▶ _What to produce_: Pull every line that holds the word "name" from the entries.

▶ _The data_:
|---|

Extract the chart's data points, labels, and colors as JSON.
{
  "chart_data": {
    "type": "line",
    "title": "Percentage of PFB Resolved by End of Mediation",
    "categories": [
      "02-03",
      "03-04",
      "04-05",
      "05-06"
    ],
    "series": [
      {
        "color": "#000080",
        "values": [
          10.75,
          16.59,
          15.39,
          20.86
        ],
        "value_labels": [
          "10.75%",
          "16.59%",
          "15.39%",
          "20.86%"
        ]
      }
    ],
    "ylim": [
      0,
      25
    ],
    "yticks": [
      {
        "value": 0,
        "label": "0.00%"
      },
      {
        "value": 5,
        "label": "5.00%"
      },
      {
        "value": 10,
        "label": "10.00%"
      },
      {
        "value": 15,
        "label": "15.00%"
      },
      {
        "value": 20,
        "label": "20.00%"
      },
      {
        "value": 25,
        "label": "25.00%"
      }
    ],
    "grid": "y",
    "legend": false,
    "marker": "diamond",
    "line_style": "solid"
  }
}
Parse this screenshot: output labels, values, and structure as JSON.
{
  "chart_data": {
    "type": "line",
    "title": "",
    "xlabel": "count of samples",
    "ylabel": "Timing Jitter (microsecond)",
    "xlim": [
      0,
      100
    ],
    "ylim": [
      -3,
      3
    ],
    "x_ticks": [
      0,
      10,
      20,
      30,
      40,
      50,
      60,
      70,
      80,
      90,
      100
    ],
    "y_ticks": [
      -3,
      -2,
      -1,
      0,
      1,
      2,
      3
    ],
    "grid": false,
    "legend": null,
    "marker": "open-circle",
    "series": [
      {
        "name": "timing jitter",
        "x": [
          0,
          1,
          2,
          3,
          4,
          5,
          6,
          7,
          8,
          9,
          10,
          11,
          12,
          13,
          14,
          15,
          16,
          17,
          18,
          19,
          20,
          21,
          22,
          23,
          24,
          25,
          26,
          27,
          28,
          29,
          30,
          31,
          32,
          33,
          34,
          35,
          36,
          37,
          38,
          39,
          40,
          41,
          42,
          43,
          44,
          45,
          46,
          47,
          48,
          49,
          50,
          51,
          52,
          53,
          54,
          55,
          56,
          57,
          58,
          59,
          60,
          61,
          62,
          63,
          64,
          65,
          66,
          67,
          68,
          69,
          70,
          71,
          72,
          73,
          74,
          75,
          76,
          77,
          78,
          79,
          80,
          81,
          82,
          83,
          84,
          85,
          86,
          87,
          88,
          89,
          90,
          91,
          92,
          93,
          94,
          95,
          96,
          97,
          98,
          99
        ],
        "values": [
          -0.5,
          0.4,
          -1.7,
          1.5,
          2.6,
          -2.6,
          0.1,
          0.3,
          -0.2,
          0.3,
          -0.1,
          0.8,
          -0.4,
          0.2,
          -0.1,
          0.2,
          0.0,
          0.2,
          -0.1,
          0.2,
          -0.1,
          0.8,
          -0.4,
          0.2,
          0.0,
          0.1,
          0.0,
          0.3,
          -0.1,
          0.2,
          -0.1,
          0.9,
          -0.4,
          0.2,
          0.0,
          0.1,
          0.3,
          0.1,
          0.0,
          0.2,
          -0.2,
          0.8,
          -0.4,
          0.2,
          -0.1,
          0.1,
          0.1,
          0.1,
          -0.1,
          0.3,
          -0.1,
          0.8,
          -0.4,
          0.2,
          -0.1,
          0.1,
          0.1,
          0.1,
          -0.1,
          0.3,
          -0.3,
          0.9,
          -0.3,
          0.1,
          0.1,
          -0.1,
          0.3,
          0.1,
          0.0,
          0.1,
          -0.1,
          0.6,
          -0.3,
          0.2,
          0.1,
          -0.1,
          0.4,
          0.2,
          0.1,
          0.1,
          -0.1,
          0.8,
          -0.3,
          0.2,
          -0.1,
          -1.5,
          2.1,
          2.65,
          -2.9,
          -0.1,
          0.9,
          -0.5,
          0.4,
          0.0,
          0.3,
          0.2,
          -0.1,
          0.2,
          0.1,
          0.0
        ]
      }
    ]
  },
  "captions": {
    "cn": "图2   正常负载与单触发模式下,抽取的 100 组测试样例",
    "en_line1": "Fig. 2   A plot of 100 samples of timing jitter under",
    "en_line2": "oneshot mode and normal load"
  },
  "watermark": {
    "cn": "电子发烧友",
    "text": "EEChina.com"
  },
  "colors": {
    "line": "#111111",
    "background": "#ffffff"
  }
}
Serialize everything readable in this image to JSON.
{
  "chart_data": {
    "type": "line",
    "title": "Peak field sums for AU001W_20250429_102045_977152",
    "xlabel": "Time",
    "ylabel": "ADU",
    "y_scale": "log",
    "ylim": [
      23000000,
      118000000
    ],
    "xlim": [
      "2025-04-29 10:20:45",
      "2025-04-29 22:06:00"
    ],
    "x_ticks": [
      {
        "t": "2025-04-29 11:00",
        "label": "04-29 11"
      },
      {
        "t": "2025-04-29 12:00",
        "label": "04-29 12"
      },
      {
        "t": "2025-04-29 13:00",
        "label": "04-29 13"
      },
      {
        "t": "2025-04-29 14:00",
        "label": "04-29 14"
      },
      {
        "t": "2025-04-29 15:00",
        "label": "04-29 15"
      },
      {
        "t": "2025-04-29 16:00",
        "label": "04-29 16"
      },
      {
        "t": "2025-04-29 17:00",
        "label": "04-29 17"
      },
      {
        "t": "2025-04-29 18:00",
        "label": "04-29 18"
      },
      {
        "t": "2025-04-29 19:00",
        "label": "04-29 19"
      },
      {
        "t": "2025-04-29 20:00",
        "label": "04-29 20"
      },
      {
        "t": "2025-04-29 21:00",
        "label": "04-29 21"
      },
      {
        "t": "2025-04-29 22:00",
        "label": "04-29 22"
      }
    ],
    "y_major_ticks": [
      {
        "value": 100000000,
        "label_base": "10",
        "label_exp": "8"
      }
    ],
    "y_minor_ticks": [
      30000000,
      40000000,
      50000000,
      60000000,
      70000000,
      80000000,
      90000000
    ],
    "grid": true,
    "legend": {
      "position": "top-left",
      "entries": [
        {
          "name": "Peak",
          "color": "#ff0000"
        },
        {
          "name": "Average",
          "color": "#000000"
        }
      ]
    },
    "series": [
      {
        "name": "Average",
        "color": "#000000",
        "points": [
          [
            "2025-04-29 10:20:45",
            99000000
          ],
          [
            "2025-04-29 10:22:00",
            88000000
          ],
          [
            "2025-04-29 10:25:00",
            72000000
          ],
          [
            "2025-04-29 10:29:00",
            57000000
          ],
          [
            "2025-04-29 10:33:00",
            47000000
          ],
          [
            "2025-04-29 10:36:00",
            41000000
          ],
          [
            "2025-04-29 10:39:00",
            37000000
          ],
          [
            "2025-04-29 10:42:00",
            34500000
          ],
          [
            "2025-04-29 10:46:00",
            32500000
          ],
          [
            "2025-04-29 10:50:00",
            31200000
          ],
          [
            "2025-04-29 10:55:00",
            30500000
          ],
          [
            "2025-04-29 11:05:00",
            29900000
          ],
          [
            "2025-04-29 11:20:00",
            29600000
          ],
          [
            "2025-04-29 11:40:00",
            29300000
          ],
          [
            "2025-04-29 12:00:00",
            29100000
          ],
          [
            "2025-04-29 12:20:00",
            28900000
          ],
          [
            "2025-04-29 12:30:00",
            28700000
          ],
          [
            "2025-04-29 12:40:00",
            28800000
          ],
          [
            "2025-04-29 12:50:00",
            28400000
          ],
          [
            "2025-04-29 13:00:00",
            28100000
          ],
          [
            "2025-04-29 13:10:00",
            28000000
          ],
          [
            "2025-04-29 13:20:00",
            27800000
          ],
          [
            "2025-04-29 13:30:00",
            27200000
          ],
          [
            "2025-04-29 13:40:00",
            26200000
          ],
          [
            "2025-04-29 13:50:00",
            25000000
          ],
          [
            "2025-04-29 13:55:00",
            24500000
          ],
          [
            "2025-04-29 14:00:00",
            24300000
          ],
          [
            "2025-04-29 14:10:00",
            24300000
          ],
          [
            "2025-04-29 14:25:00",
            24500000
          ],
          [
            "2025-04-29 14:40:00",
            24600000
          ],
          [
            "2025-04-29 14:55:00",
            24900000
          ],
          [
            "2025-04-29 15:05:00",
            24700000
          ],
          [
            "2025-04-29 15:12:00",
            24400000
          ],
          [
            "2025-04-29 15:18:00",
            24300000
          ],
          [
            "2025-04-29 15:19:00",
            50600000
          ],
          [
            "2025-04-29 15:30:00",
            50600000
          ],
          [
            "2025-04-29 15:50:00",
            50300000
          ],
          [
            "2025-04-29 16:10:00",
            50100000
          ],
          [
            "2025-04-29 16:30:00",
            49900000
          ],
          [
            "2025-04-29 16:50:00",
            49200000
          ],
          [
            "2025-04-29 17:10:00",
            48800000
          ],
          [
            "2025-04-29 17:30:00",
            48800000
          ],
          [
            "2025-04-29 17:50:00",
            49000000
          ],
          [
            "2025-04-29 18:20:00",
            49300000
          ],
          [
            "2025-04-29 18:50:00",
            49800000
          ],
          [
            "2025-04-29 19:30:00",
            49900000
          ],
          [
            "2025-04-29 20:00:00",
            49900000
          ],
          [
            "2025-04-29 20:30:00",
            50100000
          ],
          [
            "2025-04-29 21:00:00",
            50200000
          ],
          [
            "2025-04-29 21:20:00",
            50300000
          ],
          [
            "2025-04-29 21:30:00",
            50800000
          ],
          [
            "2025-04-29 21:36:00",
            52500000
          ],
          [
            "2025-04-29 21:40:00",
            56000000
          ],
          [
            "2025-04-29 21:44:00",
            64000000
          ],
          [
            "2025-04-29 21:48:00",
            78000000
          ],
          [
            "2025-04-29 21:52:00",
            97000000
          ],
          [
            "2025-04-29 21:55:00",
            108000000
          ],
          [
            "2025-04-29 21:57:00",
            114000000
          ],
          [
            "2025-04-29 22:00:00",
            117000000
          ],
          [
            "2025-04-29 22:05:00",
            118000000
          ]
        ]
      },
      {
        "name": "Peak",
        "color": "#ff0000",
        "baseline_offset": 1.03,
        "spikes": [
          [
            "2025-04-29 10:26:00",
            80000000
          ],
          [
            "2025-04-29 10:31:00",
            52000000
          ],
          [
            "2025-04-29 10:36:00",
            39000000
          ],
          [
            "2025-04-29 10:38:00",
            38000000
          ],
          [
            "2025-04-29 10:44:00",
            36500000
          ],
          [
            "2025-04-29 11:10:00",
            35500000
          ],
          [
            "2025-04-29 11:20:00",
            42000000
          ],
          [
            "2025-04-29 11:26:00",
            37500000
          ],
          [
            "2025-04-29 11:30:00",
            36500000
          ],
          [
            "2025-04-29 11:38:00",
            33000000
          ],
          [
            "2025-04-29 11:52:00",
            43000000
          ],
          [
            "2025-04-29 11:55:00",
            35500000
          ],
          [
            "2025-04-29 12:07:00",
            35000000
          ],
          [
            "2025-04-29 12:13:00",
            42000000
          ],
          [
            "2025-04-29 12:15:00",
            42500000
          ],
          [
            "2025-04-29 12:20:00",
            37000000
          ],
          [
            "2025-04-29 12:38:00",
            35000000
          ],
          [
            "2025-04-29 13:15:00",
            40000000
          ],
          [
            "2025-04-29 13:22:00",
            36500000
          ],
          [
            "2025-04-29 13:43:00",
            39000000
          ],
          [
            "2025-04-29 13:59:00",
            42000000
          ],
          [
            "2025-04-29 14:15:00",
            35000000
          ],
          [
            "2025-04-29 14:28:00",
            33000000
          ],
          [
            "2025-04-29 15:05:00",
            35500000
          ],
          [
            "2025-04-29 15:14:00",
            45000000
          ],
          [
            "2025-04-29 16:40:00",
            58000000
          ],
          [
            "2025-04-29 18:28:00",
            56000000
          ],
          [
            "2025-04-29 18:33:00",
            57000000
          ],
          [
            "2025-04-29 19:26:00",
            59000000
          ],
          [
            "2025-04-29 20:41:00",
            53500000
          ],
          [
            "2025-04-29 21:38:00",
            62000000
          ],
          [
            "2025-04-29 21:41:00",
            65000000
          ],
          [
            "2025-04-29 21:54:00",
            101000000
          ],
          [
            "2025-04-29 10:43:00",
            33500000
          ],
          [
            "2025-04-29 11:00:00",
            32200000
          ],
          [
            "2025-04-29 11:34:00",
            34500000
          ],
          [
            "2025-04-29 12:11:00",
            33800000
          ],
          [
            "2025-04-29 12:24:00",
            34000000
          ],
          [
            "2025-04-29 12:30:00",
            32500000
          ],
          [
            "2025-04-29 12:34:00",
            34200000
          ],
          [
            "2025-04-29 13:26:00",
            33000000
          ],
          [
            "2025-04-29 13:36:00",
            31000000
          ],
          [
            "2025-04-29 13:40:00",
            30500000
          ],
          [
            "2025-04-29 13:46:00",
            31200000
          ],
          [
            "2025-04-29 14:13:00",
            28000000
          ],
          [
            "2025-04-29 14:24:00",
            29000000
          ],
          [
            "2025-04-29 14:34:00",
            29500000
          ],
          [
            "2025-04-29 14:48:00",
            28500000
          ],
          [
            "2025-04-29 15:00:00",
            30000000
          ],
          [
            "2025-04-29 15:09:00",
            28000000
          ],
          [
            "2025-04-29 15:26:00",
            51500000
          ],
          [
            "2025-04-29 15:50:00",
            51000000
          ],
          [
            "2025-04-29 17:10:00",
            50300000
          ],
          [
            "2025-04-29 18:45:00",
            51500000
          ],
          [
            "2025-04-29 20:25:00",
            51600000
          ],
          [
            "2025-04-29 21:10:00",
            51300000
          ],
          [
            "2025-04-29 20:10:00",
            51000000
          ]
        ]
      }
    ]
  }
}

|---|

▶ _The answer_:
        "name": "timing jitter",
          "name": "Peak",
          "name": "Average",
        "name": "Average",
        "name": "Peak",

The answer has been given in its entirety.